● Task directions
Every entry must be given again exactly.
=== Input rows ===
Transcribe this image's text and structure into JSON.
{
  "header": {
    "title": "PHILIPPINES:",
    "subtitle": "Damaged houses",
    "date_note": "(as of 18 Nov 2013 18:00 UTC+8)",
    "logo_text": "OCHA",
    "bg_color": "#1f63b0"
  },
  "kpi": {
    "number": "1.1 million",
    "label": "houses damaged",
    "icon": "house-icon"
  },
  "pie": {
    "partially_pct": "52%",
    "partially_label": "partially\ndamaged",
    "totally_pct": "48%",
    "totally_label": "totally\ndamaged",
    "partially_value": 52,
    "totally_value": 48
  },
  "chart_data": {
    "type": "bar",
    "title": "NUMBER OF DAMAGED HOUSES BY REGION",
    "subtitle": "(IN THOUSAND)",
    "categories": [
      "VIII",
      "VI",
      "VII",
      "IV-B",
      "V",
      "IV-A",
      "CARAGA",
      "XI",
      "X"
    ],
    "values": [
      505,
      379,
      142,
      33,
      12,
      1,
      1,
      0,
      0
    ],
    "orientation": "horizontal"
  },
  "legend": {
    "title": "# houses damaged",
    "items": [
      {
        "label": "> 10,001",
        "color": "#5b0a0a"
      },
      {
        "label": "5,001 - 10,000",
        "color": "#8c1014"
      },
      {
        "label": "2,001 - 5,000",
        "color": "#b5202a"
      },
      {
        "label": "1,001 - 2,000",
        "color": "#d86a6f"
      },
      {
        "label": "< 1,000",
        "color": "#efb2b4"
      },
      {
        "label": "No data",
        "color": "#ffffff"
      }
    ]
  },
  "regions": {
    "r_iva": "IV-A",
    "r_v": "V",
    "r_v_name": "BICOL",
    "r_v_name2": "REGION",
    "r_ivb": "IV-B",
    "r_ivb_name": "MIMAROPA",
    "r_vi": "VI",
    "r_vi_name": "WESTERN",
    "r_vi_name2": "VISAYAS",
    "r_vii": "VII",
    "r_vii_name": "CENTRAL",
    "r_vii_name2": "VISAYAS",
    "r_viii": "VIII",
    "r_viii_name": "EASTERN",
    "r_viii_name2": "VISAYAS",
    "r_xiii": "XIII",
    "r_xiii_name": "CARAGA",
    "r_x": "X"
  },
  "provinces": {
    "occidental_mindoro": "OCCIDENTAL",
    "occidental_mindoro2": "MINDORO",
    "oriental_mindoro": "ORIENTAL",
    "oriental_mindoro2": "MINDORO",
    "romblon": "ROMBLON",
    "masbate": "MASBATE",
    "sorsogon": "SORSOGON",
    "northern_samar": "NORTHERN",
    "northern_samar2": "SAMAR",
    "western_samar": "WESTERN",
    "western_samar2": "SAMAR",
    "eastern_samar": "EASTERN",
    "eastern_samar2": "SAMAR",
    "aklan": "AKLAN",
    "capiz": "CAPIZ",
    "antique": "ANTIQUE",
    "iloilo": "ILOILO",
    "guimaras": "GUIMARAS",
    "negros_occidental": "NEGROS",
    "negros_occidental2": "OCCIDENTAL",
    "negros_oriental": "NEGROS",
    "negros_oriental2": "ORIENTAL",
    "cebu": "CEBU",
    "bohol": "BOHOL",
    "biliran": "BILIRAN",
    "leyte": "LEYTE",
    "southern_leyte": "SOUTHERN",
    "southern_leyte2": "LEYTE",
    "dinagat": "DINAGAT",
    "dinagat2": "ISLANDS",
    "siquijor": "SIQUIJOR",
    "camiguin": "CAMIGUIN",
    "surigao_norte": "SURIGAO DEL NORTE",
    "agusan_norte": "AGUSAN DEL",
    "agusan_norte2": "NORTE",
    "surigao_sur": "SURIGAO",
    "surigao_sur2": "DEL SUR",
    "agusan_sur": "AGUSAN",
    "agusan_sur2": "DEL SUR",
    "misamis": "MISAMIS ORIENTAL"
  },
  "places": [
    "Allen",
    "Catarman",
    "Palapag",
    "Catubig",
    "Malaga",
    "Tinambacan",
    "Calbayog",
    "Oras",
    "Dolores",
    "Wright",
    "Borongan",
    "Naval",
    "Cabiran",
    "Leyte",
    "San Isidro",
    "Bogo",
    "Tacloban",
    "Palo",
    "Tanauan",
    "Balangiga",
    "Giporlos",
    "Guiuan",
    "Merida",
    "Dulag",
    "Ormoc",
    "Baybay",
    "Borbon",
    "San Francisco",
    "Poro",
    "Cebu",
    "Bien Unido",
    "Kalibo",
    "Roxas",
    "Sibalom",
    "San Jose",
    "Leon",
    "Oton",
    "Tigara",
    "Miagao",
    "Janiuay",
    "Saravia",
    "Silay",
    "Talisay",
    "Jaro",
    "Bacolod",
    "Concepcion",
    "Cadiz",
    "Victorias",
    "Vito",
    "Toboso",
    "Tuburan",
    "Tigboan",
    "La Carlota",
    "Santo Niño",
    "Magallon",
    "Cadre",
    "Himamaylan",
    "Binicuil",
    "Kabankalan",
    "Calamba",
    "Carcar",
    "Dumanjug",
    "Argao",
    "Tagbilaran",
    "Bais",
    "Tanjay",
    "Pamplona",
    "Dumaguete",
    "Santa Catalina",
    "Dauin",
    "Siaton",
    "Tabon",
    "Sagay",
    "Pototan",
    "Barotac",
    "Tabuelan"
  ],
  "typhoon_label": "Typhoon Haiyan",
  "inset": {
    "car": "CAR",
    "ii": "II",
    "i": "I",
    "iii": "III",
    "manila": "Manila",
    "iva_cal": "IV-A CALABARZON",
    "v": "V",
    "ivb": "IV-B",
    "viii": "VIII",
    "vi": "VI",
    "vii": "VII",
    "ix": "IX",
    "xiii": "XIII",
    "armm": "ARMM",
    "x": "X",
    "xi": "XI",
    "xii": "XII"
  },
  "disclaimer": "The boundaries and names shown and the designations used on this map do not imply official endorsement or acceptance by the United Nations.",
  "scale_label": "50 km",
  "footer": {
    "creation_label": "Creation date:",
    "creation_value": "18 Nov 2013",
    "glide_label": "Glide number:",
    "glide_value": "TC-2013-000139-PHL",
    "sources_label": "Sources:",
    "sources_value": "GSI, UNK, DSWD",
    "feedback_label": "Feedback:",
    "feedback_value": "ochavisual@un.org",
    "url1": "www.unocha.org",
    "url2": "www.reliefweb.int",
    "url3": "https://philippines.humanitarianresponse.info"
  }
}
===
● Written solution
Transcribe this image's text and structure into JSON.
{
  "header": {
    "title": "PHILIPPINES:",
    "subtitle": "Damaged houses",
    "date_note": "(as of 18 Nov 2013 18:00 UTC+8)",
    "logo_text": "OCHA",
    "bg_color": "#1f63b0"
  },
  "kpi": {
    "number": "1.1 million",
    "label": "houses damaged",
    "icon": "house-icon"
  },
  "pie": {
    "partially_pct": "52%",
    "partially_label": "partially\ndamaged",
    "totally_pct": "48%",
    "totally_label": "totally\ndamaged",
    "partially_value": 52,
    "totally_value": 48
  },
  "chart_data": {
    "type": "bar",
    "title": "NUMBER OF DAMAGED HOUSES BY REGION",
    "subtitle": "(IN THOUSAND)",
    "categories": [
      "VIII",
      "VI",
      "VII",
      "IV-B",
      "V",
      "IV-A",
      "CARAGA",
      "XI",
      "X"
    ],
    "values": [
      505,
      379,
      142,
      33,
      12,
      1,
      1,
      0,
      0
    ],
    "orientation": "horizontal"
  },
  "legend": {
    "title": "# houses damaged",
    "items": [
      {
        "label": "> 10,001",
        "color": "#5b0a0a"
      },
      {
        "label": "5,001 - 10,000",
        "color": "#8c1014"
      },
      {
        "label": "2,001 - 5,000",
        "color": "#b5202a"
      },
      {
        "label": "1,001 - 2,000",
        "color": "#d86a6f"
      },
      {
        "label": "< 1,000",
        "color": "#efb2b4"
      },
      {
        "label": "No data",
        "color": "#ffffff"
      }
    ]
  },
  "regions": {
    "r_iva": "IV-A",
    "r_v": "V",
    "r_v_name": "BICOL",
    "r_v_name2": "REGION",
    "r_ivb": "IV-B",
    "r_ivb_name": "MIMAROPA",
    "r_vi": "VI",
    "r_vi_name": "WESTERN",
    "r_vi_name2": "VISAYAS",
    "r_vii": "VII",
    "r_vii_name": "CENTRAL",
    "r_vii_name2": "VISAYAS",
    "r_viii": "VIII",
    "r_viii_name": "EASTERN",
    "r_viii_name2": "VISAYAS",
    "r_xiii": "XIII",
    "r_xiii_name": "CARAGA",
    "r_x": "X"
  },
  "provinces": {
    "occidental_mindoro": "OCCIDENTAL",
    "occidental_mindoro2": "MINDORO",
    "oriental_mindoro": "ORIENTAL",
    "oriental_mindoro2": "MINDORO",
    "romblon": "ROMBLON",
    "masbate": "MASBATE",
    "sorsogon": "SORSOGON",
    "northern_samar": "NORTHERN",
    "northern_samar2": "SAMAR",
    "western_samar": "WESTERN",
    "western_samar2": "SAMAR",
    "eastern_samar": "EASTERN",
    "eastern_samar2": "SAMAR",
    "aklan": "AKLAN",
    "capiz": "CAPIZ",
    "antique": "ANTIQUE",
    "iloilo": "ILOILO",
    "guimaras": "GUIMARAS",
    "negros_occidental": "NEGROS",
    "negros_occidental2": "OCCIDENTAL",
    "negros_oriental": "NEGROS",
    "negros_oriental2": "ORIENTAL",
    "cebu": "CEBU",
    "bohol": "BOHOL",
    "biliran": "BILIRAN",
    "leyte": "LEYTE",
    "southern_leyte": "SOUTHERN",
    "southern_leyte2": "LEYTE",
    "dinagat": "DINAGAT",
    "dinagat2": "ISLANDS",
    "siquijor": "SIQUIJOR",
    "camiguin": "CAMIGUIN",
    "surigao_norte": "SURIGAO DEL NORTE",
    "agusan_norte": "AGUSAN DEL",
    "agusan_norte2": "NORTE",
    "surigao_sur": "SURIGAO",
    "surigao_sur2": "DEL SUR",
    "agusan_sur": "AGUSAN",
    "agusan_sur2": "DEL SUR",
    "misamis": "MISAMIS ORIENTAL"
  },
  "places": [
    "Allen",
    "Catarman",
    "Palapag",
    "Catubig",
    "Malaga",
    "Tinambacan",
    "Calbayog",
    "Oras",
    "Dolores",
    "Wright",
    "Borongan",
    "Naval",
    "Cabiran",
    "Leyte",
    "San Isidro",
    "Bogo",
    "Tacloban",
    "Palo",
    "Tanauan",
    "Balangiga",
    "Giporlos",
    "Guiuan",
    "Merida",
    "Dulag",
    "Ormoc",
    "Baybay",
    "Borbon",
    "San Francisco",
    "Poro",
    "Cebu",
    "Bien Unido",
    "Kalibo",
    "Roxas",
    "Sibalom",
    "San Jose",
    "Leon",
    "Oton",
    "Tigara",
    "Miagao",
    "Janiuay",
    "Saravia",
    "Silay",
    "Talisay",
    "Jaro",
    "Bacolod",
    "Concepcion",
    "Cadiz",
    "Victorias",
    "Vito",
    "Toboso",
    "Tuburan",
    "Tigboan",
    "La Carlota",
    "Santo Niño",
    "Magallon",
    "Cadre",
    "Himamaylan",
    "Binicuil",
    "Kabankalan",
    "Calamba",
    "Carcar",
    "Dumanjug",
    "Argao",
    "Tagbilaran",
    "Bais",
    "Tanjay",
    "Pamplona",
    "Dumaguete",
    "Santa Catalina",
    "Dauin",
    "Siaton",
    "Tabon",
    "Sagay",
    "Pototan",
    "Barotac",
    "Tabuelan"
  ],
  "typhoon_label": "Typhoon Haiyan",
  "inset": {
    "car": "CAR",
    "ii": "II",
    "i": "I",
    "iii": "III",
    "manila": "Manila",
    "iva_cal": "IV-A CALABARZON",
    "v": "V",
    "ivb": "IV-B",
    "viii": "VIII",
    "vi": "VI",
    "vii": "VII",
    "ix": "IX",
    "xiii": "XIII",
    "armm": "ARMM",
    "x": "X",
    "xi": "XI",
    "xii": "XII"
  },
  "disclaimer": "The boundaries and names shown and the designations used on this map do not imply official endorsement or acceptance by the United Nations.",
  "scale_label": "50 km",
  "footer": {
    "creation_label": "Creation date:",
    "creation_value": "18 Nov 2013",
    "glide_label": "Glide number:",
    "glide_value": "TC-2013-000139-PHL",
    "sources_label": "Sources:",
    "sources_value": "GSI, UNK, DSWD",
    "feedback_label": "Feedback:",
    "feedback_value": "ochavisual@un.org",
    "url1": "www.unocha.org",
    "url2": "www.reliefweb.int",
    "url3": "https://philippines.humanitarianresponse.info"
  }
}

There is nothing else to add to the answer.